* [Information shown]

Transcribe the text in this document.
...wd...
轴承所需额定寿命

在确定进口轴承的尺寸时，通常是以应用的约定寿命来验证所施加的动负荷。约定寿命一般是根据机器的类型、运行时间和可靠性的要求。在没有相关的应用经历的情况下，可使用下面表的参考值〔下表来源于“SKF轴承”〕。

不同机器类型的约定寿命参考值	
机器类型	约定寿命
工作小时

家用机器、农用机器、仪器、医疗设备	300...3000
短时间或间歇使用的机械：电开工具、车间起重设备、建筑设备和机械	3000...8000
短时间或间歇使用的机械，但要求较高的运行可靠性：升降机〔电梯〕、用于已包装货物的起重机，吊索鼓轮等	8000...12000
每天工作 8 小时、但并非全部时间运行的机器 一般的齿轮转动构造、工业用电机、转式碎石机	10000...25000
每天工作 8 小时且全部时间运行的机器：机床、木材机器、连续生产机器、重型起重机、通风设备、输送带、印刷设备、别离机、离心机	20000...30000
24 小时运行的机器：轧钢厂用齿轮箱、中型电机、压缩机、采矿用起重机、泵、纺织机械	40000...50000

* [Request] Print the material above once more, exactly.

* [Exercise solution]
Transcribe the text in this document.
...wd...
轴承所需额定寿命

在确定进口轴承的尺寸时，通常是以应用的约定寿命来验证所施加的动负荷。约定寿命一般是根据机器的类型、运行时间和可靠性的要求。在没有相关的应用经历的情况下，可使用下面表的参考值〔下表来源于“SKF轴承”〕。

不同机器类型的约定寿命参考值	
机器类型	约定寿命
工作小时

家用机器、农用机器、仪器、医疗设备	300...3000
短时间或间歇使用的机械：电开工具、车间起重设备、建筑设备和机械	3000...8000
短时间或间歇使用的机械，但要求较高的运行可靠性：升降机〔电梯〕、用于已包装货物的起重机，吊索鼓轮等	8000...12000
每天工作 8 小时、但并非全部时间运行的机器 一般的齿轮转动构造、工业用电机、转式碎石机	10000...25000
每天工作 8 小时且全部时间运行的机器：机床、木材机器、连续生产机器、重型起重机、通风设备、输送带、印刷设备、别离机、离心机	20000...30000
24 小时运行的机器：轧钢厂用齿轮箱、中型电机、压缩机、采矿用起重机、泵、纺织机械	40000...50000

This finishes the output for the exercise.